▶ [MATERIAL FOR THIS EXERCISE]
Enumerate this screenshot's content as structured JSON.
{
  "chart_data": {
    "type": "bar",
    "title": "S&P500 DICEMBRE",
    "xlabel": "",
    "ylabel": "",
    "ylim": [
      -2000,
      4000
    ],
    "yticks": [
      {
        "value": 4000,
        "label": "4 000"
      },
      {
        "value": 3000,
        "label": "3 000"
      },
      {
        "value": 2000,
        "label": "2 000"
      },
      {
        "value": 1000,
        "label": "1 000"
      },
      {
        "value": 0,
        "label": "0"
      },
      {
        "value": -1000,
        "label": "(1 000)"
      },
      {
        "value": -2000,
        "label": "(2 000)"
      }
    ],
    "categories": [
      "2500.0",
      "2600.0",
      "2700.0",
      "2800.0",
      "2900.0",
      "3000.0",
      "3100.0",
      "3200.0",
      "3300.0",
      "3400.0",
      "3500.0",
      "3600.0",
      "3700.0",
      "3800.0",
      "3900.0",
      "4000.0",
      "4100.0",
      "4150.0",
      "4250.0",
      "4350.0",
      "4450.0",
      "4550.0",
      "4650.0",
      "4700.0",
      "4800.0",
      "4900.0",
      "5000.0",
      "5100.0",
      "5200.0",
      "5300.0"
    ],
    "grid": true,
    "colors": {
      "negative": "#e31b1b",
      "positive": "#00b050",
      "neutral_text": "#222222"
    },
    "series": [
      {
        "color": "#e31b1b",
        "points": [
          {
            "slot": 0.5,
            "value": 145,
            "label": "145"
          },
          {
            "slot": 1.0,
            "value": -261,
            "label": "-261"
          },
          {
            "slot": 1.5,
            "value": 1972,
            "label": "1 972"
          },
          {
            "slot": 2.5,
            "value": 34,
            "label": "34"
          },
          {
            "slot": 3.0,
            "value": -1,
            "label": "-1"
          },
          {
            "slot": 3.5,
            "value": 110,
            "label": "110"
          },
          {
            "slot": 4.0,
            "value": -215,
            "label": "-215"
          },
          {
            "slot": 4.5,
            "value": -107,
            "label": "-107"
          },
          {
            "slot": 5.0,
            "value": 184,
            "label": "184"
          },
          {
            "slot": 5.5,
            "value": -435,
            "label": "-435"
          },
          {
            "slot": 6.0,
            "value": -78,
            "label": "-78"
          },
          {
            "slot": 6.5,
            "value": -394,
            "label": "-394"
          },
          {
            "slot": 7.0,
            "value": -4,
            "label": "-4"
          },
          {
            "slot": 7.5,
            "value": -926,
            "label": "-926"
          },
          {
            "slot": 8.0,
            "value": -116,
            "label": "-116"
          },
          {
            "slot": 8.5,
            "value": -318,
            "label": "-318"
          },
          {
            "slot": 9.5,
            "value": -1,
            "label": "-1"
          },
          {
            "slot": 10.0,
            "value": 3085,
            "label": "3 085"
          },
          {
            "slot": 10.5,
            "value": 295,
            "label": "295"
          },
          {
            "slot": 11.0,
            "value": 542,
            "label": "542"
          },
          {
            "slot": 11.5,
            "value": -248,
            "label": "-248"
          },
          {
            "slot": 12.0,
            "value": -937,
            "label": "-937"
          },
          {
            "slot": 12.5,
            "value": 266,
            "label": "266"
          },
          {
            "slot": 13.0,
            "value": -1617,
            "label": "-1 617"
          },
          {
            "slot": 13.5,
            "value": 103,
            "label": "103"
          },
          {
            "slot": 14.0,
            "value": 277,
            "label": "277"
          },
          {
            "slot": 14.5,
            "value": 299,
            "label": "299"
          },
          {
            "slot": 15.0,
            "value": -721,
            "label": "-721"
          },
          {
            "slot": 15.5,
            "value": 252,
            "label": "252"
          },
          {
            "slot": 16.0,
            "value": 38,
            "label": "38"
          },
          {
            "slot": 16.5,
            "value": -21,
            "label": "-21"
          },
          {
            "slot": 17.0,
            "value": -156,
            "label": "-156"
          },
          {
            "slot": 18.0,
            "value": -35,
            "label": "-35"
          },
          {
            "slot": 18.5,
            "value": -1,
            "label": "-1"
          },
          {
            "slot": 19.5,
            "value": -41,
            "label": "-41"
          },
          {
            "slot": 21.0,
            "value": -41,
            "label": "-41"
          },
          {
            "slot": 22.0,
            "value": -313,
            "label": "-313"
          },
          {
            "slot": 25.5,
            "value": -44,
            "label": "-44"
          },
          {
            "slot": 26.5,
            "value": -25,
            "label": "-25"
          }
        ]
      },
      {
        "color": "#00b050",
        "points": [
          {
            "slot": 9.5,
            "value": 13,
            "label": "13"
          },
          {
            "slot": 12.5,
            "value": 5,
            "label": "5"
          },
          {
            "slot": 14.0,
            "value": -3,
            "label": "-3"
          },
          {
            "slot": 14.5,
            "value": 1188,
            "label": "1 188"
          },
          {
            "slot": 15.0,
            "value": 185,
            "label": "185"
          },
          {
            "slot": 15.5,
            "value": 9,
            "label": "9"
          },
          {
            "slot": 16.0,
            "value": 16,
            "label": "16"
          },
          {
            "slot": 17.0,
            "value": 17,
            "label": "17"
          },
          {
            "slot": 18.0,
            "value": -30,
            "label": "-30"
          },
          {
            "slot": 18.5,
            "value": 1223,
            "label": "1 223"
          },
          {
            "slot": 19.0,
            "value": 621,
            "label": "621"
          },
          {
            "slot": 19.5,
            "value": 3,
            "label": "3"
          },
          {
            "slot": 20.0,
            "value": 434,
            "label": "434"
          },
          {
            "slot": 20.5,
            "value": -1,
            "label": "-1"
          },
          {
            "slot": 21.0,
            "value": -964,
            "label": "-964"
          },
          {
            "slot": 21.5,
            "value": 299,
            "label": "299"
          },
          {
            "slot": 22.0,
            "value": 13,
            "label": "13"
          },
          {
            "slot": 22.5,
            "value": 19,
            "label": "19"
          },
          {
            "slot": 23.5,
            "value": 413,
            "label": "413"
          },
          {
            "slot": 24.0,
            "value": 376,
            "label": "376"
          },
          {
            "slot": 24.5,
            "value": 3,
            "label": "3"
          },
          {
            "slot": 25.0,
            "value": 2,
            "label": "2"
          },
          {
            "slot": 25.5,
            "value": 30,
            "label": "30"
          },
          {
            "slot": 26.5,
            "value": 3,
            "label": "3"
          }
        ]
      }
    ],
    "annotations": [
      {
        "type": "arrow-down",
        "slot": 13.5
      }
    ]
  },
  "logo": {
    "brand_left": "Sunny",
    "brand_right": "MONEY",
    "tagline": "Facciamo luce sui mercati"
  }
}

▶ [TASK TO CARRY OUT] In this exercise, repeat all entries exactly.

▶ [WRITTEN ANSWER]
Enumerate this screenshot's content as structured JSON.
{
  "chart_data": {
    "type": "bar",
    "title": "S&P500 DICEMBRE",
    "xlabel": "",
    "ylabel": "",
    "ylim": [
      -2000,
      4000
    ],
    "yticks": [
      {
        "value": 4000,
        "label": "4 000"
      },
      {
        "value": 3000,
        "label": "3 000"
      },
      {
        "value": 2000,
        "label": "2 000"
      },
      {
        "value": 1000,
        "label": "1 000"
      },
      {
        "value": 0,
        "label": "0"
      },
      {
        "value": -1000,
        "label": "(1 000)"
      },
      {
        "value": -2000,
        "label": "(2 000)"
      }
    ],
    "categories": [
      "2500.0",
      "2600.0",
      "2700.0",
      "2800.0",
      "2900.0",
      "3000.0",
      "3100.0",
      "3200.0",
      "3300.0",
      "3400.0",
      "3500.0",
      "3600.0",
      "3700.0",
      "3800.0",
      "3900.0",
      "4000.0",
      "4100.0",
      "4150.0",
      "4250.0",
      "4350.0",
      "4450.0",
      "4550.0",
      "4650.0",
      "4700.0",
      "4800.0",
      "4900.0",
      "5000.0",
      "5100.0",
      "5200.0",
      "5300.0"
    ],
    "grid": true,
    "colors": {
      "negative": "#e31b1b",
      "positive": "#00b050",
      "neutral_text": "#222222"
    },
    "series": [
      {
        "color": "#e31b1b",
        "points": [
          {
            "slot": 0.5,
            "value": 145,
            "label": "145"
          },
          {
            "slot": 1.0,
            "value": -261,
            "label": "-261"
          },
          {
            "slot": 1.5,
            "value": 1972,
            "label": "1 972"
          },
          {
            "slot": 2.5,
            "value": 34,
            "label": "34"
          },
          {
            "slot": 3.0,
            "value": -1,
            "label": "-1"
          },
          {
            "slot": 3.5,
            "value": 110,
            "label": "110"
          },
          {
            "slot": 4.0,
            "value": -215,
            "label": "-215"
          },
          {
            "slot": 4.5,
            "value": -107,
            "label": "-107"
          },
          {
            "slot": 5.0,
            "value": 184,
            "label": "184"
          },
          {
            "slot": 5.5,
            "value": -435,
            "label": "-435"
          },
          {
            "slot": 6.0,
            "value": -78,
            "label": "-78"
          },
          {
            "slot": 6.5,
            "value": -394,
            "label": "-394"
          },
          {
            "slot": 7.0,
            "value": -4,
            "label": "-4"
          },
          {
            "slot": 7.5,
            "value": -926,
            "label": "-926"
          },
          {
            "slot": 8.0,
            "value": -116,
            "label": "-116"
          },
          {
            "slot": 8.5,
            "value": -318,
            "label": "-318"
          },
          {
            "slot": 9.5,
            "value": -1,
            "label": "-1"
          },
          {
            "slot": 10.0,
            "value": 3085,
            "label": "3 085"
          },
          {
            "slot": 10.5,
            "value": 295,
            "label": "295"
          },
          {
            "slot": 11.0,
            "value": 542,
            "label": "542"
          },
          {
            "slot": 11.5,
            "value": -248,
            "label": "-248"
          },
          {
            "slot": 12.0,
            "value": -937,
            "label": "-937"
          },
          {
            "slot": 12.5,
            "value": 266,
            "label": "266"
          },
          {
            "slot": 13.0,
            "value": -1617,
            "label": "-1 617"
          },
          {
            "slot": 13.5,
            "value": 103,
            "label": "103"
          },
          {
            "slot": 14.0,
            "value": 277,
            "label": "277"
          },
          {
            "slot": 14.5,
            "value": 299,
            "label": "299"
          },
          {
            "slot": 15.0,
            "value": -721,
            "label": "-721"
          },
          {
            "slot": 15.5,
            "value": 252,
            "label": "252"
          },
          {
            "slot": 16.0,
            "value": 38,
            "label": "38"
          },
          {
            "slot": 16.5,
            "value": -21,
            "label": "-21"
          },
          {
            "slot": 17.0,
            "value": -156,
            "label": "-156"
          },
          {
            "slot": 18.0,
            "value": -35,
            "label": "-35"
          },
          {
            "slot": 18.5,
            "value": -1,
            "label": "-1"
          },
          {
            "slot": 19.5,
            "value": -41,
            "label": "-41"
          },
          {
            "slot": 21.0,
            "value": -41,
            "label": "-41"
          },
          {
            "slot": 22.0,
            "value": -313,
            "label": "-313"
          },
          {
            "slot": 25.5,
            "value": -44,
            "label": "-44"
          },
          {
            "slot": 26.5,
            "value": -25,
            "label": "-25"
          }
        ]
      },
      {
        "color": "#00b050",
        "points": [
          {
            "slot": 9.5,
            "value": 13,
            "label": "13"
          },
          {
            "slot": 12.5,
            "value": 5,
            "label": "5"
          },
          {
            "slot": 14.0,
            "value": -3,
            "label": "-3"
          },
          {
            "slot": 14.5,
            "value": 1188,
            "label": "1 188"
          },
          {
            "slot": 15.0,
            "value": 185,
            "label": "185"
          },
          {
            "slot": 15.5,
            "value": 9,
            "label": "9"
          },
          {
            "slot": 16.0,
            "value": 16,
            "label": "16"
          },
          {
            "slot": 17.0,
            "value": 17,
            "label": "17"
          },
          {
            "slot": 18.0,
            "value": -30,
            "label": "-30"
          },
          {
            "slot": 18.5,
            "value": 1223,
            "label": "1 223"
          },
          {
            "slot": 19.0,
            "value": 621,
            "label": "621"
          },
          {
            "slot": 19.5,
            "value": 3,
            "label": "3"
          },
          {
            "slot": 20.0,
            "value": 434,
            "label": "434"
          },
          {
            "slot": 20.5,
            "value": -1,
            "label": "-1"
          },
          {
            "slot": 21.0,
            "value": -964,
            "label": "-964"
          },
          {
            "slot": 21.5,
            "value": 299,
            "label": "299"
          },
          {
            "slot": 22.0,
            "value": 13,
            "label": "13"
          },
          {
            "slot": 22.5,
            "value": 19,
            "label": "19"
          },
          {
            "slot": 23.5,
            "value": 413,
            "label": "413"
          },
          {
            "slot": 24.0,
            "value": 376,
            "label": "376"
          },
          {
            "slot": 24.5,
            "value": 3,
            "label": "3"
          },
          {
            "slot": 25.0,
            "value": 2,
            "label": "2"
          },
          {
            "slot": 25.5,
            "value": 30,
            "label": "30"
          },
          {
            "slot": 26.5,
            "value": 3,
            "label": "3"
          }
        ]
      }
    ],
    "annotations": [
      {
        "type": "arrow-down",
        "slot": 13.5
      }
    ]
  },
  "logo": {
    "brand_left": "Sunny",
    "brand_right": "MONEY",
    "tagline": "Facciamo luce sui mercati"
  }
}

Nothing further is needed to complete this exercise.